* [PROBLEM STATEMENT] Assemble all lines in which the string "text" appears.

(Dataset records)
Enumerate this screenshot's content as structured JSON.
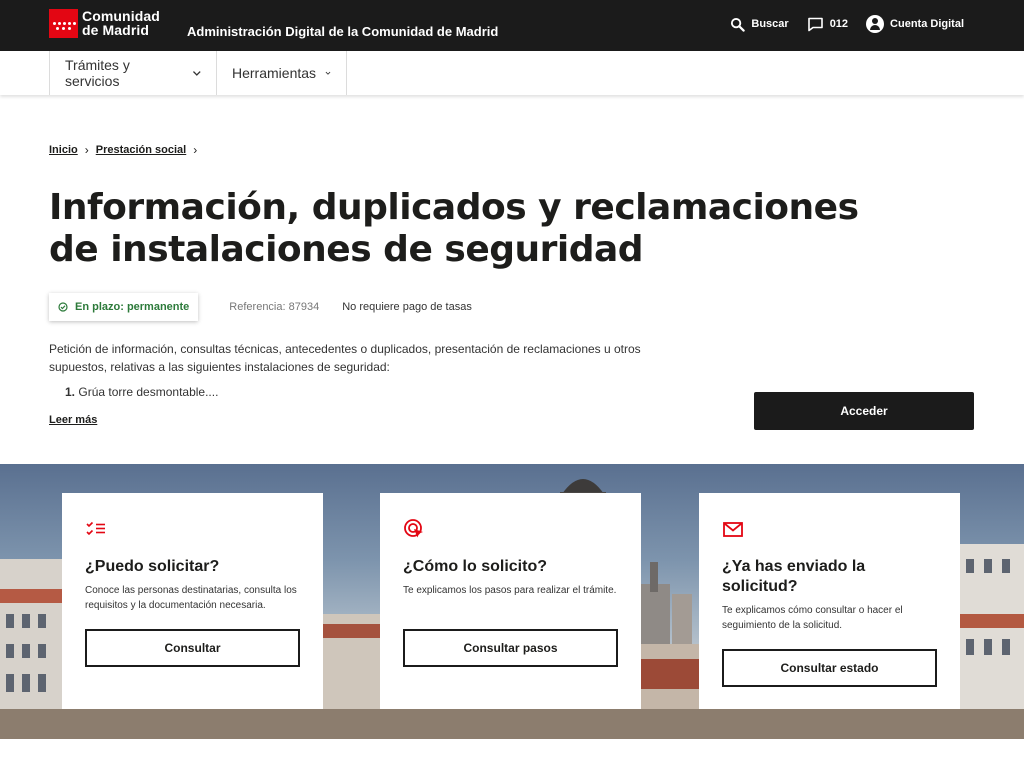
{
  "header": {
    "logo_line1": "Comunidad",
    "logo_line2": "de Madrid",
    "site_title": "Administración Digital de la Comunidad de Madrid",
    "search_label": "Buscar",
    "phone_label": "012",
    "account_label": "Cuenta Digital"
  },
  "nav": {
    "items": [
      {
        "label": "Trámites y servicios",
        "icon": "chevron-down-icon"
      },
      {
        "label": "Herramientas",
        "icon": "chevron-down-icon"
      }
    ]
  },
  "breadcrumb": {
    "items": [
      "Inicio",
      "Prestación social"
    ]
  },
  "page": {
    "title": "Información, duplicados y reclamaciones de instalaciones de seguridad",
    "status_badge": "En plazo: permanente",
    "reference": "Referencia: 87934",
    "fees": "No requiere pago de tasas",
    "description": "Petición de información, consultas técnicas, antecedentes o duplicados, presentación de reclamaciones u otros supuestos, relativas a las siguientes instalaciones de seguridad:",
    "list_number": "1.",
    "list_item": "Grúa torre desmontable....",
    "read_more": "Leer más",
    "access_button": "Acceder"
  },
  "cards": [
    {
      "icon": "checklist-icon",
      "title": "¿Puedo solicitar?",
      "text": "Conoce las personas destinatarias, consulta los requisitos y la documentación necesaria.",
      "button": "Consultar"
    },
    {
      "icon": "click-target-icon",
      "title": "¿Cómo lo solicito?",
      "text": "Te explicamos los pasos para realizar el trámite.",
      "button": "Consultar pasos"
    },
    {
      "icon": "envelope-icon",
      "title": "¿Ya has enviado la solicitud?",
      "text": "Te explicamos cómo consultar o hacer el seguimiento de la solicitud.",
      "button": "Consultar estado"
    }
  ],
  "colors": {
    "brand_red": "#e30613",
    "dark": "#1b1b1b",
    "status_green": "#2c7a3a"
  }
}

* [ANSWER FOR THE TASK]
      "text": "Conoce las personas destinatarias, consulta los requisitos y la documentación necesaria.",
      "text": "Te explicamos los pasos para realizar el trámite.",
      "text": "Te explicamos cómo consultar o hacer el seguimiento de la solicitud.",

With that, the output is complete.